* _Extract provided_
— Start —

= Rock music in Lithuania =

Lithuanian appreciation of and contribution to the rock music genre

Rock music has been performed and heard in Lithuania since the mid-1960s. At first, repression by the Soviet authorities meant that rock was performed only at illegal gatherings, while music from the West was available on Radio Luxembourg or smuggled records. As pressure eased somewhat, rock musicals began to be released, such as Velnio nuotaka (Devil's Bride) and Fire Hunt with Beaters (Ugnies medžioklė su varovais).

Leading bands of the 1980s included Foje and Antis, and this period also saw the emergence of punk rock. Rock became less popular during the 1990s, although bands in a variety of genres were showcased in the annual Blogiausių grupių festivalis (Worst Bands Festival). A revival began around 2005, and prominent bands include SKAMP, the gothic rock band Siela, and the folk metal band Žalvarinis. A number of rock music festivals take place each year, including Mėnuo Juodaragis and Kilkim žaibu.

==1960s-1970s==
During this period, the Communist government of the Lithuanian SSR confronted rock music, which was considered a decadent and corrupting cultural invasion from the West. The younger post-World War II Lithuanian generation under Soviet rule had few means to get acquainted with popular Western music. One was Radio Luxembourg, the only radio station available on Soviet frequencies that played current, popular rock. Another means was to smuggle LPs of popular Western bands into Lithuania and copy them onto magnetic tape.

The Beatles were one of the first influences on Lithuanian rock musicians. The first local rock bands started to emerge around 1965 and included Kertukai, Aitvarai and Nuogi ant slenksčio in Kaunas, and Kęstutis Antanėlis, Vienuoliai, and Gėlių Vaikai in Vilnius, among others. Most of these bands did nothing more than play covers of The Beatles and Rolling Stones, sometimes adapting Lithuanian lyrics to these songs.

The dominance of covers bands started to change around 1968, when local artists started to explore original songwriting.

Such bands were popular at student parties, known as sessions. These parties were deemed illegal by the communist establishment, which considered them a corrupting influence. The most famous session of the time took place in Vilnius in 1971, when major local and Latvian bands performed before a crowd of several hundred - a huge number of people to attend such an event at that time. After the concert, its organizers were persecuted by the KGB.

In addition, a distinct genre of song formed during this period. Musicians like Vytautas Kernagis and Vytautas Babravičius created intimate acoustic ballads featuring their own lyrics and those of other Lithuanian poets.

Due to conditions imposed by the totalitarian regime, almost no records from this period survive to this day.

— End —

* _Given request 1_
Answer these questions from the text on rock music in Lithuania:
(a) Which radio station was the only one on Soviet frequencies that played current, popular rock?
(b) Around which year did local artists start to explore original songwriting?
(c) In which city did the most famous session of 1971 take place?
The rows that follow have no connection to the text on rock music in Lithuania.

* _Records to use_
— Start —

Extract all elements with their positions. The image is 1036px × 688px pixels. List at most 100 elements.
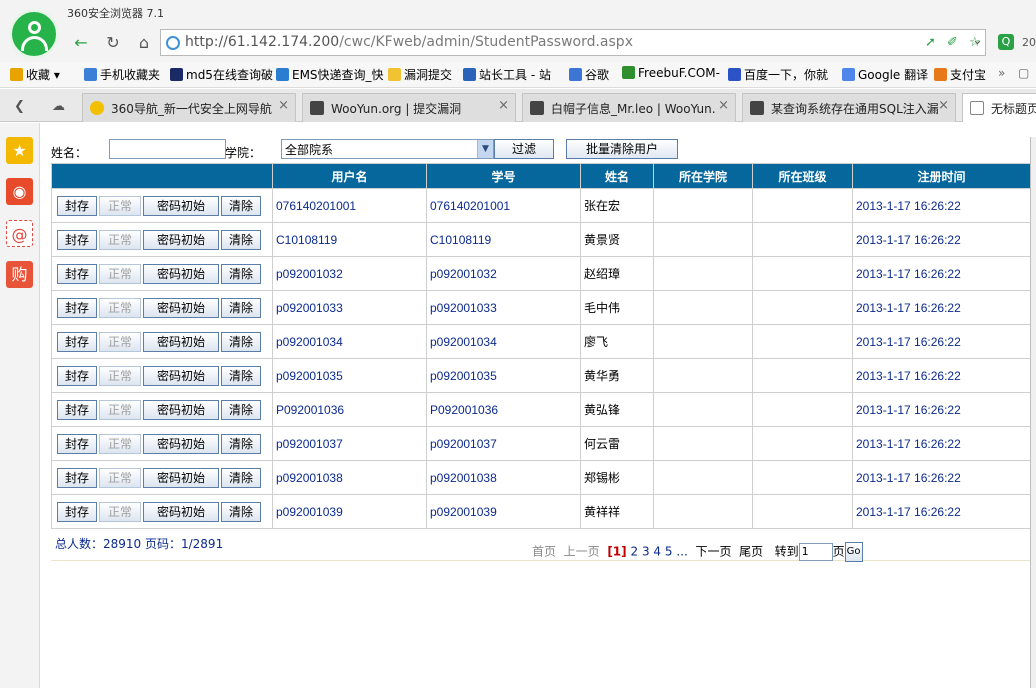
star-icon[interactable]: ★: [6, 137, 33, 164]
tab-360-nav[interactable]: 360导航_新一代安全上网导航 ×: [82, 93, 296, 122]
college-select[interactable]: 全部院系 ▼: [281, 139, 494, 159]
reset-password-button[interactable]: 密码初始: [143, 365, 219, 386]
bookmark-item[interactable]: 百度一下，你就: [728, 66, 828, 83]
archive-button[interactable]: 封存: [57, 331, 97, 352]
more-pages-link[interactable]: ...: [676, 545, 687, 559]
reset-password-button[interactable]: 密码初始: [143, 467, 219, 488]
reset-password-button[interactable]: 密码初始: [143, 501, 219, 522]
page-link-5[interactable]: 5: [665, 545, 673, 559]
archive-button[interactable]: 封存: [57, 263, 97, 284]
delete-button[interactable]: 清除: [221, 501, 261, 522]
page-scrollbar[interactable]: [1030, 137, 1036, 688]
delete-button[interactable]: 清除: [221, 433, 261, 454]
address-dropdown-icon[interactable]: ⌄: [972, 33, 983, 48]
page-link-3[interactable]: 3: [642, 545, 650, 559]
archive-button[interactable]: 封存: [57, 467, 97, 488]
archive-button[interactable]: 封存: [57, 365, 97, 386]
bookmark-item[interactable]: md5在线查询破: [170, 66, 273, 83]
next-page-link[interactable]: 下一页: [695, 545, 731, 559]
address-bar[interactable]: http://61.142.174.200/cwc/KFweb/admin/St…: [160, 29, 986, 56]
refresh-icon[interactable]: ↻: [102, 33, 124, 53]
close-tab-icon[interactable]: ×: [938, 98, 949, 113]
delete-button[interactable]: 清除: [221, 399, 261, 420]
archive-button[interactable]: 封存: [57, 433, 97, 454]
bookmark-item[interactable]: 站长工具 - 站: [463, 66, 551, 83]
weibo-icon[interactable]: ◉: [6, 178, 33, 205]
first-page-link[interactable]: 首页: [532, 545, 556, 559]
delete-button[interactable]: 清除: [221, 467, 261, 488]
tab-untitled[interactable]: 无标题页: [962, 93, 1036, 122]
reset-password-button[interactable]: 密码初始: [143, 433, 219, 454]
normal-button: 正常: [99, 399, 141, 420]
prev-page-link[interactable]: 上一页: [564, 545, 600, 559]
cloud-icon[interactable]: ☁: [52, 99, 65, 114]
page-link-4[interactable]: 4: [653, 545, 661, 559]
close-tab-icon[interactable]: ×: [498, 98, 509, 113]
tab-wooyun-profile[interactable]: 白帽子信息_Mr.leo | WooYun. ×: [522, 93, 736, 122]
reset-password-button[interactable]: 密码初始: [143, 229, 219, 250]
wooyun-icon: [310, 101, 324, 115]
row-actions: 封存 正常 密码初始 清除: [51, 358, 273, 393]
tab-wooyun-submit[interactable]: WooYun.org | 提交漏洞 ×: [302, 93, 516, 122]
page-link-2[interactable]: 2: [630, 545, 638, 559]
bookmark-folder-icon[interactable]: ▢: [1018, 66, 1029, 80]
bookmark-item[interactable]: Google 翻译: [842, 66, 928, 83]
address-url[interactable]: http://61.142.174.200/cwc/KFweb/admin/St…: [185, 34, 633, 50]
delete-button[interactable]: 清除: [221, 263, 261, 284]
archive-button[interactable]: 封存: [57, 399, 97, 420]
tab-wooyun-bug[interactable]: 某查询系统存在通用SQL注入漏 ×: [742, 93, 956, 122]
chevron-down-icon[interactable]: ▼: [477, 140, 493, 158]
bookmark-item[interactable]: 手机收藏夹: [84, 66, 160, 83]
student-id-cell: p092001038: [426, 460, 581, 495]
filter-button[interactable]: 过滤: [494, 139, 554, 159]
archive-button[interactable]: 封存: [57, 501, 97, 522]
home-icon[interactable]: ⌂: [133, 33, 155, 53]
shopping-icon[interactable]: 购: [6, 261, 33, 288]
registered-time-cell: 2013-1-17 16:26:22: [852, 222, 1031, 257]
delete-button[interactable]: 清除: [221, 297, 261, 318]
bookmark-favorites[interactable]: 收藏 ▾: [10, 66, 60, 83]
row-actions: 封存 正常 密码初始 清除: [51, 494, 273, 529]
student-name-cell: 黄华勇: [580, 358, 654, 393]
reset-password-button[interactable]: 密码初始: [143, 195, 219, 216]
back-arrow-icon[interactable]: ←: [70, 33, 92, 53]
reset-password-button[interactable]: 密码初始: [143, 263, 219, 284]
table-footer: 总人数：28910 页码：1/2891 首页 上一页 [1] 2 3 4 5 .…: [51, 525, 1030, 562]
name-input[interactable]: [109, 139, 226, 159]
delete-button[interactable]: 清除: [221, 229, 261, 250]
tab-scroll-left-icon[interactable]: ❮: [14, 99, 25, 114]
column-header-username: 用户名: [272, 163, 427, 189]
page-unit-label: 页: [832, 544, 845, 559]
google-icon: [569, 68, 582, 81]
archive-button[interactable]: 封存: [57, 297, 97, 318]
student-id-cell: C10108119: [426, 222, 581, 257]
bookmark-item[interactable]: 支付宝: [934, 66, 986, 83]
archive-button[interactable]: 封存: [57, 229, 97, 250]
reset-password-button[interactable]: 密码初始: [143, 297, 219, 318]
student-id-cell: p092001033: [426, 290, 581, 325]
archive-button[interactable]: 封存: [57, 195, 97, 216]
college-label: 学院：: [225, 146, 262, 160]
bookmark-item[interactable]: 漏洞提交: [388, 66, 452, 83]
bookmark-item[interactable]: EMS快递查询_快: [276, 66, 384, 83]
go-button[interactable]: Go: [844, 542, 863, 562]
goto-page-input[interactable]: 1: [798, 543, 833, 561]
close-tab-icon[interactable]: ×: [278, 98, 289, 113]
last-page-link[interactable]: 尾页: [739, 545, 763, 559]
search-engine-icon[interactable]: Q: [998, 34, 1014, 50]
delete-button[interactable]: 清除: [221, 331, 261, 352]
reset-password-button[interactable]: 密码初始: [143, 399, 219, 420]
close-tab-icon[interactable]: ×: [718, 98, 729, 113]
student-name-cell: 张在宏: [580, 188, 654, 223]
mail-icon[interactable]: @: [6, 220, 33, 247]
compat-mode-icon[interactable]: ✐: [947, 35, 963, 51]
more-bookmarks-icon[interactable]: »: [998, 66, 1005, 80]
delete-button[interactable]: 清除: [221, 365, 261, 386]
batch-clear-users-button[interactable]: 批量清除用户: [566, 139, 678, 159]
bookmark-item[interactable]: FreebuF.COM-: [622, 66, 720, 80]
bookmark-item[interactable]: 谷歌: [569, 66, 609, 83]
reset-password-button[interactable]: 密码初始: [143, 331, 219, 352]
student-name-cell: 赵绍璋: [580, 256, 654, 291]
share-icon[interactable]: ➚: [925, 35, 941, 51]
delete-button[interactable]: 清除: [221, 195, 261, 216]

— End —

* _Given request 2_
Copy the rows verbatim, starting at the one containing "star-icon[interactable]: ★: [6, 137, 33, 164]" and ending at the one containing "address-dropdown-icon[interactable]: ⌄: [972, 33, 983, 48]", both included.

* _Written answer 1_
(a) Radio Luxembourg
(b) 1968
(c) Vilnius

* _Written answer 2_
star-icon[interactable]: ★: [6, 137, 33, 164]
tab-360-nav[interactable]: 360导航_新一代安全上网导航 ×: [82, 93, 296, 122]
college-select[interactable]: 全部院系 ▼: [281, 139, 494, 159]
reset-password-button[interactable]: 密码初始: [143, 365, 219, 386]
bookmark-item[interactable]: 百度一下，你就: [728, 66, 828, 83]
archive-button[interactable]: 封存: [57, 331, 97, 352]
more-pages-link[interactable]: ...: [676, 545, 687, 559]
reset-password-button[interactable]: 密码初始: [143, 467, 219, 488]
reset-password-button[interactable]: 密码初始: [143, 501, 219, 522]
page-link-5[interactable]: 5: [665, 545, 673, 559]
archive-button[interactable]: 封存: [57, 263, 97, 284]
delete-button[interactable]: 清除: [221, 501, 261, 522]
page-scrollbar[interactable]: [1030, 137, 1036, 688]
delete-button[interactable]: 清除: [221, 433, 261, 454]
address-dropdown-icon[interactable]: ⌄: [972, 33, 983, 48]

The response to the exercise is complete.